§ **Work to do**
Your task is to transcribe the records exactly, skipping every image.

* START Task data *

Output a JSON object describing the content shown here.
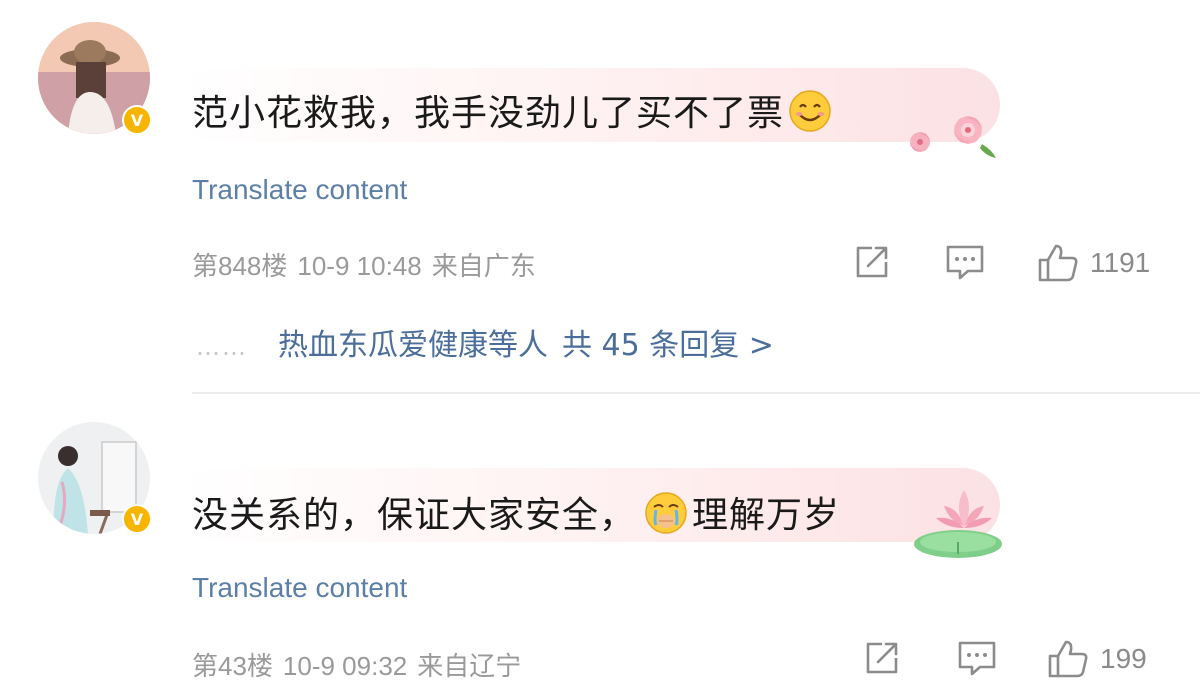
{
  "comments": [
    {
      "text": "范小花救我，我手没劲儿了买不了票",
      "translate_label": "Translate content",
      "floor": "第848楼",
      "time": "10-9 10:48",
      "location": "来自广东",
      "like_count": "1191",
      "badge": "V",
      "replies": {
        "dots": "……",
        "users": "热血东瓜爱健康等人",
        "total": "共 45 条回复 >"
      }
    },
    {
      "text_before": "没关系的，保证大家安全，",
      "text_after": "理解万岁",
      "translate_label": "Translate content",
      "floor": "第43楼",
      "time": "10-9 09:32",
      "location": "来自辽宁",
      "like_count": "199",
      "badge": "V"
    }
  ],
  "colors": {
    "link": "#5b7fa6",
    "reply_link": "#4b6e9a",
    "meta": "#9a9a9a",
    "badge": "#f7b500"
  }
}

* END Task data *

§ **Solution to this exercise**
Output a JSON object describing the content shown here.
{
  "comments": [
    {
      "text": "范小花救我，我手没劲儿了买不了票",
      "translate_label": "Translate content",
      "floor": "第848楼",
      "time": "10-9 10:48",
      "location": "来自广东",
      "like_count": "1191",
      "badge": "V",
      "replies": {
        "dots": "……",
        "users": "热血东瓜爱健康等人",
        "total": "共 45 条回复 >"
      }
    },
    {
      "text_before": "没关系的，保证大家安全，",
      "text_after": "理解万岁",
      "translate_label": "Translate content",
      "floor": "第43楼",
      "time": "10-9 09:32",
      "location": "来自辽宁",
      "like_count": "199",
      "badge": "V"
    }
  ],
  "colors": {
    "link": "#5b7fa6",
    "reply_link": "#4b6e9a",
    "meta": "#9a9a9a",
    "badge": "#f7b500"
  }
}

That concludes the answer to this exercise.